Extractos de un conjunto de anotaciones de maquetación
========================================

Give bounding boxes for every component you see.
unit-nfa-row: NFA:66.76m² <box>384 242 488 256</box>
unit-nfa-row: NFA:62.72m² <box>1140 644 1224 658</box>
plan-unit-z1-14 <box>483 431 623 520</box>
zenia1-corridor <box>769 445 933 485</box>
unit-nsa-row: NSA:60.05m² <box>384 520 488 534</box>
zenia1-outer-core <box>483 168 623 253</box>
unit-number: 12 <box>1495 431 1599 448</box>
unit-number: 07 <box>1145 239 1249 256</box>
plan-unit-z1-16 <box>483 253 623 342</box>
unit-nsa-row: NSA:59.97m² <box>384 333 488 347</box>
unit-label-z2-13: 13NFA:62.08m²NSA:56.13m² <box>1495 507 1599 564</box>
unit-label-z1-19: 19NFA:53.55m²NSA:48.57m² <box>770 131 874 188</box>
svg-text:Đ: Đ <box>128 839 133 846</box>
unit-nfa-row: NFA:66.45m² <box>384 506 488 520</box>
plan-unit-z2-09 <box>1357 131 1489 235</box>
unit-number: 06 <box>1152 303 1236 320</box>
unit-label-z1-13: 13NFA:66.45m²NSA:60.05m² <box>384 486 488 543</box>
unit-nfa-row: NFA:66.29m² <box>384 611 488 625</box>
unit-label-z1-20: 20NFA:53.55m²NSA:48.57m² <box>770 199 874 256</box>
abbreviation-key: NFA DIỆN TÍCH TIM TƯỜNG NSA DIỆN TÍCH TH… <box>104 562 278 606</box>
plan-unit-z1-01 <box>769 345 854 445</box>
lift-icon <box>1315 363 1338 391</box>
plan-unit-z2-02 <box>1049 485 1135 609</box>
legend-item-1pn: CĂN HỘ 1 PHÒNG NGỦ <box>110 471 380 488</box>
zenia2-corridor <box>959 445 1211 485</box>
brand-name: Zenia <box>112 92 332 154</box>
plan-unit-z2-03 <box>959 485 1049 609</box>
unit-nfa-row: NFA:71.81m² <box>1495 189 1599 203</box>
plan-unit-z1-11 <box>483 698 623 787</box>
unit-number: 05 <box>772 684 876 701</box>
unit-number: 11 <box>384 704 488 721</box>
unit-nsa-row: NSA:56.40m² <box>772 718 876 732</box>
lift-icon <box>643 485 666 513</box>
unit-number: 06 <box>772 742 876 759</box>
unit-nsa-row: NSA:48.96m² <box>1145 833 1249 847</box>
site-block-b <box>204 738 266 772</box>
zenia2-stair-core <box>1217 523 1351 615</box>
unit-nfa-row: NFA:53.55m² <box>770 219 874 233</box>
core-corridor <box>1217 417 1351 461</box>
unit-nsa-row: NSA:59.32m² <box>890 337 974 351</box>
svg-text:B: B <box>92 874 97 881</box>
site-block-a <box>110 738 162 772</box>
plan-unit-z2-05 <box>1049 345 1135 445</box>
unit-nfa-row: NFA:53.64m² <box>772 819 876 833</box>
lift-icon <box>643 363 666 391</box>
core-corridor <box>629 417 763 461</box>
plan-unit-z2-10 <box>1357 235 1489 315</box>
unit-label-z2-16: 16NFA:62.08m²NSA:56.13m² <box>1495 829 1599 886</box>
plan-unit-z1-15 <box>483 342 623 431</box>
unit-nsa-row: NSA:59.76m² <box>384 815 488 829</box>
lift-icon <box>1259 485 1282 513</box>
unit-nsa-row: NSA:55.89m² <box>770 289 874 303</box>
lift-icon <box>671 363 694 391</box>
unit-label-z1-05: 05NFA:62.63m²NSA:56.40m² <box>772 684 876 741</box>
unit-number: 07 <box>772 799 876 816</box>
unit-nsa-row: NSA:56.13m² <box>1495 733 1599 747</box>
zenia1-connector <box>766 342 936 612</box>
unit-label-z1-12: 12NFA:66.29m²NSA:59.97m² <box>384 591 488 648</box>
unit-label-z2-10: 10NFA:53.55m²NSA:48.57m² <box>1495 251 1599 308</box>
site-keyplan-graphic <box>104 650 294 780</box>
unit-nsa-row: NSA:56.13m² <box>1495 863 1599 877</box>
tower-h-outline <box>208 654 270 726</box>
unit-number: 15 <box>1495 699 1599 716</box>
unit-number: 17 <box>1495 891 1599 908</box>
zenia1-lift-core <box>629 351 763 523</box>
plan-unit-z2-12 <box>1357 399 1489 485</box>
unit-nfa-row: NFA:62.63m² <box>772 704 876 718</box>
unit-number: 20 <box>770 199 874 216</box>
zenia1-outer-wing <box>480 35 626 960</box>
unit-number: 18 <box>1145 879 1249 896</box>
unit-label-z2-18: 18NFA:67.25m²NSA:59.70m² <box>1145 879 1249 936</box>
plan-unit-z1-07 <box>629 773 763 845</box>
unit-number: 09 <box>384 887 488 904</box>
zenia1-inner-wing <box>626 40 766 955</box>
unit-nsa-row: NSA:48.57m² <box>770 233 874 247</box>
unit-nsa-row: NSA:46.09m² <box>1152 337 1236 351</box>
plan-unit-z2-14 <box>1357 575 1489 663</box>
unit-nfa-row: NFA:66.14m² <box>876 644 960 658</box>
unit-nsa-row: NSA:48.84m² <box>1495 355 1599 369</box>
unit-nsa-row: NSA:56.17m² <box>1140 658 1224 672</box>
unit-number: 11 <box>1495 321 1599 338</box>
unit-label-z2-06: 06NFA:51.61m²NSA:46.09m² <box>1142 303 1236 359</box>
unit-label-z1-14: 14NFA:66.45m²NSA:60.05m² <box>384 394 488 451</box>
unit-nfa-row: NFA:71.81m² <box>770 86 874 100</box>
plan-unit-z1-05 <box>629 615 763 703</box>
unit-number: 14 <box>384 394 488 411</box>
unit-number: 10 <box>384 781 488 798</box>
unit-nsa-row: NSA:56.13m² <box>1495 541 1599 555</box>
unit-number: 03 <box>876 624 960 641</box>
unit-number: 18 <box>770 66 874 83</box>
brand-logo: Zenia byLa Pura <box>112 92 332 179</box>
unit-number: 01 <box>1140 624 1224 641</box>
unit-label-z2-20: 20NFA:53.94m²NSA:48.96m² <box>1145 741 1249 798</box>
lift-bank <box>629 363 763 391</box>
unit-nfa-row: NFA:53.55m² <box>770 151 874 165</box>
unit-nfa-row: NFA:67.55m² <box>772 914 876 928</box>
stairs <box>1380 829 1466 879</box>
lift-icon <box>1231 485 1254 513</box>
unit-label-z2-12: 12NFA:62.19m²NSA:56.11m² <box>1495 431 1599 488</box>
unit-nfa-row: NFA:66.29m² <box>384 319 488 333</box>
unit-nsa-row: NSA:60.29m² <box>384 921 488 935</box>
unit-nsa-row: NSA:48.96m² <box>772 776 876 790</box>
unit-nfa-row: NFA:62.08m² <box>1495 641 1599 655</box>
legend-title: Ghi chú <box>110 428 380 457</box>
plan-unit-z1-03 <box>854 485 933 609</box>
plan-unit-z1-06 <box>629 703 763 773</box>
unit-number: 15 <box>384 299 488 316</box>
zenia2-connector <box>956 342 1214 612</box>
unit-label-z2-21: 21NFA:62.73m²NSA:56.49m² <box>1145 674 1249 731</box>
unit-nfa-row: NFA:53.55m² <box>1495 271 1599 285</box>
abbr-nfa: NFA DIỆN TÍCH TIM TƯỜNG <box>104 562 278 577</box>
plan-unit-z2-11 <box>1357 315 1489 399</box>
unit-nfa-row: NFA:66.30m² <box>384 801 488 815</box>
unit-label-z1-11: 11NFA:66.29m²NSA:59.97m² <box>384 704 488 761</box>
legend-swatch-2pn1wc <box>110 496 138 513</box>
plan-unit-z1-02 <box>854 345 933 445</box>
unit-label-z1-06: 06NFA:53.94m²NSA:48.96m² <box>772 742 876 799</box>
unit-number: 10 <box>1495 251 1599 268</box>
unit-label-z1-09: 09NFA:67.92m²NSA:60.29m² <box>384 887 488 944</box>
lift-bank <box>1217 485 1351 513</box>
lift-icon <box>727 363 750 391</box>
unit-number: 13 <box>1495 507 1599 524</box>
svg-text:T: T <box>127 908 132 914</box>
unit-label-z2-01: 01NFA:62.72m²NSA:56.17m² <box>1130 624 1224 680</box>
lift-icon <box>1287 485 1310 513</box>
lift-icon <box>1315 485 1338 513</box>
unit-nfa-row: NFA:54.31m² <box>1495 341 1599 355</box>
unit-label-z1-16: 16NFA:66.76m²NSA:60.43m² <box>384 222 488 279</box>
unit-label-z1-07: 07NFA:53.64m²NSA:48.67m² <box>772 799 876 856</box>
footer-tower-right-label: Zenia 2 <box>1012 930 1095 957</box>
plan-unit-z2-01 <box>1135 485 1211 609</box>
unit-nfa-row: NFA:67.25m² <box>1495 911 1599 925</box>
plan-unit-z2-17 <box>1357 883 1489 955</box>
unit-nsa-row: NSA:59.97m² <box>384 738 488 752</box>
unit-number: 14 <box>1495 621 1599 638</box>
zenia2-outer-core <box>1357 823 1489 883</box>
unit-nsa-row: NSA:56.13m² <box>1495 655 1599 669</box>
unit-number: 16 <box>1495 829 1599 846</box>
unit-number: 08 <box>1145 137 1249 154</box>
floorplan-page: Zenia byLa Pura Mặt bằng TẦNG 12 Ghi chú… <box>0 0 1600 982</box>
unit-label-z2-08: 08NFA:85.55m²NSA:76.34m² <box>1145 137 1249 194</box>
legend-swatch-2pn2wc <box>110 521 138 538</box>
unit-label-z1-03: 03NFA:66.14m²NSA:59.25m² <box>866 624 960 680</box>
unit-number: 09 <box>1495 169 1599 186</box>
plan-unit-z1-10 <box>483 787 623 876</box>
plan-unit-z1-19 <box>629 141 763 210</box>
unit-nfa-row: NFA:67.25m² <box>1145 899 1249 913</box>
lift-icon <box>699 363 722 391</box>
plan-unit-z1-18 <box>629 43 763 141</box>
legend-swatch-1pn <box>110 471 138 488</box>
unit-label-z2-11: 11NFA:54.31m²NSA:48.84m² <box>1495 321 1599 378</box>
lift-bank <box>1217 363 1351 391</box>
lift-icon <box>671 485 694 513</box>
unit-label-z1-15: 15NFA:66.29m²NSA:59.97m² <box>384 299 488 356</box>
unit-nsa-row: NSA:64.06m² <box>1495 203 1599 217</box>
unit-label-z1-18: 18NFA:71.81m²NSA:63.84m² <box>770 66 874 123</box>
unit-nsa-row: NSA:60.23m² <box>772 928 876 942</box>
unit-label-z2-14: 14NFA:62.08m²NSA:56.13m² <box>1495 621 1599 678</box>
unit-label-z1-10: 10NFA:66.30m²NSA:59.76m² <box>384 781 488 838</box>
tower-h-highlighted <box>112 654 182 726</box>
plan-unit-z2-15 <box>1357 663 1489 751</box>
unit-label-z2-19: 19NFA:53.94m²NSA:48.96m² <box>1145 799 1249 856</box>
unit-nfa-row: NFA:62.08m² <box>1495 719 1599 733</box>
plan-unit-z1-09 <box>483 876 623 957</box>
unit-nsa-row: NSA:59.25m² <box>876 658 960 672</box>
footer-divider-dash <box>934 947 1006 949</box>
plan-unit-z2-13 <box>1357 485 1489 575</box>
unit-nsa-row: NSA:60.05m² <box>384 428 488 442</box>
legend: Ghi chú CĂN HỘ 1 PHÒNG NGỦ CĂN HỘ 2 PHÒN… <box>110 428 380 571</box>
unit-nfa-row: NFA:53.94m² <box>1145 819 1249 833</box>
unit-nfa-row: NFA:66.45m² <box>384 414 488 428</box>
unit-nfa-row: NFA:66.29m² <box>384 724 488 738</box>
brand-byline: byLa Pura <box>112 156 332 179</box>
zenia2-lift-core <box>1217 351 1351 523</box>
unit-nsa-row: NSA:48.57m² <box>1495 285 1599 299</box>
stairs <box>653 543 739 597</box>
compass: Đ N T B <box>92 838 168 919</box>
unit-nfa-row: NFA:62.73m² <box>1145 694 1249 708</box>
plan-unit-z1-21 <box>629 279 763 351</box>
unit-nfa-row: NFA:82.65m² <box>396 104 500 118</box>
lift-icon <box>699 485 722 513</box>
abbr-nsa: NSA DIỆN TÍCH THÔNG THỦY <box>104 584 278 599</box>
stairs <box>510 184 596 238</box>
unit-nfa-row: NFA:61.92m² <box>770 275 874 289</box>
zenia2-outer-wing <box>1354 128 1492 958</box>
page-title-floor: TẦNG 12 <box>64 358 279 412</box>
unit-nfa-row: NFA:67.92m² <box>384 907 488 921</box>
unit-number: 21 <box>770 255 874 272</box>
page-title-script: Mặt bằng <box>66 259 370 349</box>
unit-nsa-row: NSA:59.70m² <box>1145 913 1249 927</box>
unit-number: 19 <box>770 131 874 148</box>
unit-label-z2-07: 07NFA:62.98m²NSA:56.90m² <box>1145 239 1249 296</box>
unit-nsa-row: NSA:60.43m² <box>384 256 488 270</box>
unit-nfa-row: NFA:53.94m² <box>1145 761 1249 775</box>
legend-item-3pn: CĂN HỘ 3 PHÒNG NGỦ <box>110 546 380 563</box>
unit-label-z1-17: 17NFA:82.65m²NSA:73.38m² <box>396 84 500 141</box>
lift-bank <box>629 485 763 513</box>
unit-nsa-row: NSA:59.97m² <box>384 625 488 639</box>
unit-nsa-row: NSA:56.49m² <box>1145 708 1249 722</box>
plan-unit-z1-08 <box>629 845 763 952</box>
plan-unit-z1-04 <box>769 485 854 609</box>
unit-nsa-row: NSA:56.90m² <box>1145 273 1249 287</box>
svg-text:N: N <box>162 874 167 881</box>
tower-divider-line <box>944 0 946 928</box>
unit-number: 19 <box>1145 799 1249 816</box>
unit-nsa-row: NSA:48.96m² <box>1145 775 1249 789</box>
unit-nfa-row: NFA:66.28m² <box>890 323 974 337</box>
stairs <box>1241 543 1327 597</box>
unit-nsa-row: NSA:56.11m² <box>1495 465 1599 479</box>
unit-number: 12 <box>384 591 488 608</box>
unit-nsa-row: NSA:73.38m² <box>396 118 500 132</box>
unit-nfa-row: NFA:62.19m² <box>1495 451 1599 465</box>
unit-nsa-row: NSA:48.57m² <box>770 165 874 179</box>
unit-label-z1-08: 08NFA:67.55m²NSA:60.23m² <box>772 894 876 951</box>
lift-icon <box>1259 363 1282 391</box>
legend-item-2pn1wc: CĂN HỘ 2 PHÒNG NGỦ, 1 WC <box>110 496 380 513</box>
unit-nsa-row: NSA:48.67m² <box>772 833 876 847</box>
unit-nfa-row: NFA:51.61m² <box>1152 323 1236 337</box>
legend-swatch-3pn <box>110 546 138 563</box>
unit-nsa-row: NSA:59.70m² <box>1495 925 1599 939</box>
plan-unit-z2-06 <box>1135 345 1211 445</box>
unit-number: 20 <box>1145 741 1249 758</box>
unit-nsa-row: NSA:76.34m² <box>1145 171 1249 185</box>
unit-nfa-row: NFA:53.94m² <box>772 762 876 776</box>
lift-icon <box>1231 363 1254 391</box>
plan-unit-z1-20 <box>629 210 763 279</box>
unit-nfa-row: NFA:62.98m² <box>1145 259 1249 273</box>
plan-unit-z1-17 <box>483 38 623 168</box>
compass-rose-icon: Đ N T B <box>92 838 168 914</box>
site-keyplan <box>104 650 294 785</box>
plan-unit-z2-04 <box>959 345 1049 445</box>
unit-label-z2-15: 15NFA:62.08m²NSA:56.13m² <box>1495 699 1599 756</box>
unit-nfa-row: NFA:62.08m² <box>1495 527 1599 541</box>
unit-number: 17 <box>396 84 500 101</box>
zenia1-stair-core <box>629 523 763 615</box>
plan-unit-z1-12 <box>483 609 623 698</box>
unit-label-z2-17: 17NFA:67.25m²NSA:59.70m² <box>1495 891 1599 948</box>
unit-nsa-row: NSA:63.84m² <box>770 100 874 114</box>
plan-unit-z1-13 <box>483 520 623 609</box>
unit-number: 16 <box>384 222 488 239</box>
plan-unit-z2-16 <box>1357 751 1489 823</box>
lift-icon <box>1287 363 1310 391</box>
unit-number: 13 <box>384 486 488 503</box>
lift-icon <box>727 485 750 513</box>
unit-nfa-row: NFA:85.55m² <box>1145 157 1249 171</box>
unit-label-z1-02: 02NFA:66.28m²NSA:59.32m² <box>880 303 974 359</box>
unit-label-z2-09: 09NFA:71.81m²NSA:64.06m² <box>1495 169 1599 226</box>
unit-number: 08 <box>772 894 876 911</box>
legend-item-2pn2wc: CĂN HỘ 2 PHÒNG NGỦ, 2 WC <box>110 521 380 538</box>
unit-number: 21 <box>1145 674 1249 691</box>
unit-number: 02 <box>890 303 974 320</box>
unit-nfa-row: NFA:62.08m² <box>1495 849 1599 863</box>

========================================

ENUNCIADO >>
Enumera cada línea de los registros anteriores que contenga la cadena "PHÒNG" y cópiala completa. Distingue entre mayúsculas y minúsculas.

RESPUESTA >>
legend-item-1pn: CĂN HỘ 1 PHÒNG NGỦ <box>110 471 380 488</box>
legend: Ghi chú CĂN HỘ 1 PHÒNG NGỦ CĂN HỘ 2 PHÒN… <box>110 428 380 571</box>
legend-item-3pn: CĂN HỘ 3 PHÒNG NGỦ <box>110 546 380 563</box>
legend-item-2pn1wc: CĂN HỘ 2 PHÒNG NGỦ, 1 WC <box>110 496 380 513</box>
legend-item-2pn2wc: CĂN HỘ 2 PHÒNG NGỦ, 2 WC <box>110 521 380 538</box>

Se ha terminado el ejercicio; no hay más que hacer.